REQUIREMENT —
Scan the lines below for "было"; report the number of lines that contain it, and only that.

DATA TO USE —

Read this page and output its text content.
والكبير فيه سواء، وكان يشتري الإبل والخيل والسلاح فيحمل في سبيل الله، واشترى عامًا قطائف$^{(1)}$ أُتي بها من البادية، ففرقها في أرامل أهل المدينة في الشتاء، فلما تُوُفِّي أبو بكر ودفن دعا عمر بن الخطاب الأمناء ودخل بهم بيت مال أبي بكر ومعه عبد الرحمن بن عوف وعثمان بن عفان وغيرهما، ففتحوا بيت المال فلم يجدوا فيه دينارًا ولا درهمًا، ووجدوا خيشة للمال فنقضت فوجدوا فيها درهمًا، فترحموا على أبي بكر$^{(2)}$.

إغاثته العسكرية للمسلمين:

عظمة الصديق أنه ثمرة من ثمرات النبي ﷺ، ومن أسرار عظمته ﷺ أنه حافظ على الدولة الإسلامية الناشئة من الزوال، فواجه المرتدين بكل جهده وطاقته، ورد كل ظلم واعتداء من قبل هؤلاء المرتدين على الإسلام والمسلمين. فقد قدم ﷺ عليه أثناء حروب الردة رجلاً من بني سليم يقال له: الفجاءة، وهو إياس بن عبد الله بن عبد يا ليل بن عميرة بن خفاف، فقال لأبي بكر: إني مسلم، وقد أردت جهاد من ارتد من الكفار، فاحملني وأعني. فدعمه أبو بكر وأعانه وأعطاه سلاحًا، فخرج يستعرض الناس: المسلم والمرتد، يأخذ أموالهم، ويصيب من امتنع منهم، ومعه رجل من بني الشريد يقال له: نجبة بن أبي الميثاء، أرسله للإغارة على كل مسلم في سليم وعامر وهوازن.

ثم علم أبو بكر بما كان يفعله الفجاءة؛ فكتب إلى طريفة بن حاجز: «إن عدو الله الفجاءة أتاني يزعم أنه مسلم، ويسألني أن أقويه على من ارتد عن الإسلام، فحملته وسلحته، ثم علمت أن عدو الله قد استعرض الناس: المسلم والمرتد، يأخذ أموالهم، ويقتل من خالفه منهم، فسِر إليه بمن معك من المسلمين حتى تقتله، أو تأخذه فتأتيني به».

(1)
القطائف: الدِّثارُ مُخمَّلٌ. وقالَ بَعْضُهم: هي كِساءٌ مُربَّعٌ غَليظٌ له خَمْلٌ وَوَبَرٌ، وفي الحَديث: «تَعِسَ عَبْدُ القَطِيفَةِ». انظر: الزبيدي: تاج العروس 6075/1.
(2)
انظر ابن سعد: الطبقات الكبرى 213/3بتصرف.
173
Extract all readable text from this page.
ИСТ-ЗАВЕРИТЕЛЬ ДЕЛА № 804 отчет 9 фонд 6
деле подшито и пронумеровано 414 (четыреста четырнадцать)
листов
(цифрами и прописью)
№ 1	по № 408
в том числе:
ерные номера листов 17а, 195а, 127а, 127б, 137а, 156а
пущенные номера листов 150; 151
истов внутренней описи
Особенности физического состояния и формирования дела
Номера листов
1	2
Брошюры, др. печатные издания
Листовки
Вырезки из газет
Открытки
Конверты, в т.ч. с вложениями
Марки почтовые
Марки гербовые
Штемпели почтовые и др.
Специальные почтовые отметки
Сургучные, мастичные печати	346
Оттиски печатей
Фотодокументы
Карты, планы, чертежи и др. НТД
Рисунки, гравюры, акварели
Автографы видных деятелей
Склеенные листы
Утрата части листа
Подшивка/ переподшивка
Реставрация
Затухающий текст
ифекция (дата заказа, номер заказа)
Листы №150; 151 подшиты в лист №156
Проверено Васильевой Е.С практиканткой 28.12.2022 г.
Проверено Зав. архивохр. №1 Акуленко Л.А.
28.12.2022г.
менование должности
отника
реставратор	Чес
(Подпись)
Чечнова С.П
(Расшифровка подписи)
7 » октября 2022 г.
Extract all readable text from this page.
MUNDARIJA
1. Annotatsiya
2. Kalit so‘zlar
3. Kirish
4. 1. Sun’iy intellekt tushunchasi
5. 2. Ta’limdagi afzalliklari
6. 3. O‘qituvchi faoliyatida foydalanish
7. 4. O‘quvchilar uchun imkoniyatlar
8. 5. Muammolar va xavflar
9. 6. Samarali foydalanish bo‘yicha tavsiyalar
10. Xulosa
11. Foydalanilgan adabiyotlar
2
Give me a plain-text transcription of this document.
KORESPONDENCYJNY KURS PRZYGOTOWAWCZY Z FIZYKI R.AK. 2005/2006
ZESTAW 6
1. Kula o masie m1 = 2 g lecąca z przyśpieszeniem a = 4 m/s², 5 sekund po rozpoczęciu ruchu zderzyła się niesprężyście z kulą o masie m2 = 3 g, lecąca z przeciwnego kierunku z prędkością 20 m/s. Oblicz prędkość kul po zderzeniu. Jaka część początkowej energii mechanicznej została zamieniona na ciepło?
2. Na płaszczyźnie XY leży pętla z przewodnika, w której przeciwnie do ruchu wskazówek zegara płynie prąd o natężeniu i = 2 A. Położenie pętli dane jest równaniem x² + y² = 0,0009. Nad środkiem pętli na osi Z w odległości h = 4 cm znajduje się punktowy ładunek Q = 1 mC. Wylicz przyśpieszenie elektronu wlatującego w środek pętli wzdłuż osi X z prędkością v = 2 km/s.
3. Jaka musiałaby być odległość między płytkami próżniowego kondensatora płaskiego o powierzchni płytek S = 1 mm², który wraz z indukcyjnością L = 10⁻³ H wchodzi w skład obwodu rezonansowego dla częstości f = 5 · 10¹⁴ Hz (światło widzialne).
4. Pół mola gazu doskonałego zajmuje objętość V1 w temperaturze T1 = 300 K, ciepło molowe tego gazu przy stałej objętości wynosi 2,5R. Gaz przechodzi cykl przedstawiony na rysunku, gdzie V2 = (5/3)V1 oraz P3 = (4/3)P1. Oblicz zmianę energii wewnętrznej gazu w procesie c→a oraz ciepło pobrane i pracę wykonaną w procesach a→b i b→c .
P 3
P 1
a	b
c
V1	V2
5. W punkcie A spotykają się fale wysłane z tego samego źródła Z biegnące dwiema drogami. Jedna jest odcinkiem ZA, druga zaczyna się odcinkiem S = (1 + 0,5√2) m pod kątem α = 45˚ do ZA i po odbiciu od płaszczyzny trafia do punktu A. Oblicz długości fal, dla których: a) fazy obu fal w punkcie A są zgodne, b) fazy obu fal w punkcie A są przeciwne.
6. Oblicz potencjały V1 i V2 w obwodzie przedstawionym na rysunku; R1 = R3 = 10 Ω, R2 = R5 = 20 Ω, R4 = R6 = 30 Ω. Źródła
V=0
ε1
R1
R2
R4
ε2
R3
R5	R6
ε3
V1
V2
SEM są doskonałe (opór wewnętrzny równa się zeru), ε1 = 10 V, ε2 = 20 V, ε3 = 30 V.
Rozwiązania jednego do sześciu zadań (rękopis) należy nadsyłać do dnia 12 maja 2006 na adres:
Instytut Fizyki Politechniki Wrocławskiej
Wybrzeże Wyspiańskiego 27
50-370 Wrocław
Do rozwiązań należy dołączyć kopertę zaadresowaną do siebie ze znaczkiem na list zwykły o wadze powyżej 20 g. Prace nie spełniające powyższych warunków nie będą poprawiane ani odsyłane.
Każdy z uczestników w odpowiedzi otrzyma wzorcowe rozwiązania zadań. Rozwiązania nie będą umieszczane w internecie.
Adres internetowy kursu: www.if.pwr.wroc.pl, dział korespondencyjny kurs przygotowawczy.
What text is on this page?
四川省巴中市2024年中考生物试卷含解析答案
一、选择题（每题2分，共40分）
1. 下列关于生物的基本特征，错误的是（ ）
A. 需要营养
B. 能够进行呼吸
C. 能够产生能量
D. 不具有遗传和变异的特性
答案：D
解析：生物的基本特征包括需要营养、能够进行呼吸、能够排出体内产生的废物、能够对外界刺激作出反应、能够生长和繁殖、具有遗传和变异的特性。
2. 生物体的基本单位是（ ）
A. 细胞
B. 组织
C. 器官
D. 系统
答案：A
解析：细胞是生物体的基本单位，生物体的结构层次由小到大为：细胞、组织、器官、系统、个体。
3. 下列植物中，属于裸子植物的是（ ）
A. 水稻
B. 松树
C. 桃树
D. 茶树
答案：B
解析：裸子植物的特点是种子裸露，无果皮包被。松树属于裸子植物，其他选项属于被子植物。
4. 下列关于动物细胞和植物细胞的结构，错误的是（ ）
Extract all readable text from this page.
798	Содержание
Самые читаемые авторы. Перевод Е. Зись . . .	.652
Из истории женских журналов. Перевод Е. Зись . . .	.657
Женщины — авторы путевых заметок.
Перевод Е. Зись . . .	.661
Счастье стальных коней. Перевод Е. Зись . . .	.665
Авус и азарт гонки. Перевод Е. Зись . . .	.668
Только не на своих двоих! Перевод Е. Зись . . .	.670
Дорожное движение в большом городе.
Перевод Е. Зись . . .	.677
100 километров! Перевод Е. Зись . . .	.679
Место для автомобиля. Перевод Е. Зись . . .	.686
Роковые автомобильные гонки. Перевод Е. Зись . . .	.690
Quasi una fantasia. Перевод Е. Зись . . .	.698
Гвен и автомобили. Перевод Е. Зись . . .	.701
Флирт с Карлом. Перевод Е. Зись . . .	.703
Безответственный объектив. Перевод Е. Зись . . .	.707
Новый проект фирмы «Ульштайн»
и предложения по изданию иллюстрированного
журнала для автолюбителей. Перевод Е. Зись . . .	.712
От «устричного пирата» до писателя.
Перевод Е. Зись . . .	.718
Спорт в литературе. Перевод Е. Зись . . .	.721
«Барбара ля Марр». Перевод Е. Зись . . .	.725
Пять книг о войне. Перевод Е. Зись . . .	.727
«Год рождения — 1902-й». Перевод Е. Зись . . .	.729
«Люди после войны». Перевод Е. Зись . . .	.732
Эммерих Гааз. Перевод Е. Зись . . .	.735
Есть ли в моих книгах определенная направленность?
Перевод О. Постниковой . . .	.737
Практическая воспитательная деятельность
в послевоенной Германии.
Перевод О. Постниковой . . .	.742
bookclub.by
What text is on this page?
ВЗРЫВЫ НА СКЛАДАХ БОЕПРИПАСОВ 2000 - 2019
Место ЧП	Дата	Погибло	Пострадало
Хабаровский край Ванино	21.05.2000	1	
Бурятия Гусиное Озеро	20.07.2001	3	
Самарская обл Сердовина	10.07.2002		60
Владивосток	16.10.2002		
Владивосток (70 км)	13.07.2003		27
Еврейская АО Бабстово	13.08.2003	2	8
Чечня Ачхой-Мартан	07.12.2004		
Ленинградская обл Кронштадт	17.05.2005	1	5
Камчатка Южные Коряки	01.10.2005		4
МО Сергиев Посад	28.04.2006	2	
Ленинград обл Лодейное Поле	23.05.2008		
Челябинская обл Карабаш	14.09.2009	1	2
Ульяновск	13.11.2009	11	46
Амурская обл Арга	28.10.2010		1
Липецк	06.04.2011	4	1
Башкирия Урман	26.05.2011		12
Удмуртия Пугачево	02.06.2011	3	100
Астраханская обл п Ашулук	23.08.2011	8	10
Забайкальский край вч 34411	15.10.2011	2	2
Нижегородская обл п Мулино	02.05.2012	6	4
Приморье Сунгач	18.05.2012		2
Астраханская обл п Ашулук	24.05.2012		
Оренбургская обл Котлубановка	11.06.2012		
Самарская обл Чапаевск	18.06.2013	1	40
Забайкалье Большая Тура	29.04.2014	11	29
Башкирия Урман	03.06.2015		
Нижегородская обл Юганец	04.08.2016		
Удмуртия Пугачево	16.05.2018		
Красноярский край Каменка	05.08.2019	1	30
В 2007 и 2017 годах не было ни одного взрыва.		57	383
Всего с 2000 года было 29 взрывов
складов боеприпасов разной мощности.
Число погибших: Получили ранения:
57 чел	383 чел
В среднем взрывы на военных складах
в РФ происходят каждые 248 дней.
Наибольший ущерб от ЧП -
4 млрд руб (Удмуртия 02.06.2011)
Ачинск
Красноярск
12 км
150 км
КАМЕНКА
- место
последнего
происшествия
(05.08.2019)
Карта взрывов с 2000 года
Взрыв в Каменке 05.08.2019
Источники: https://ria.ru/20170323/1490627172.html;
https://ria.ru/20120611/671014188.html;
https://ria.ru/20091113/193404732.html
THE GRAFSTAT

FINAL RESULT —
2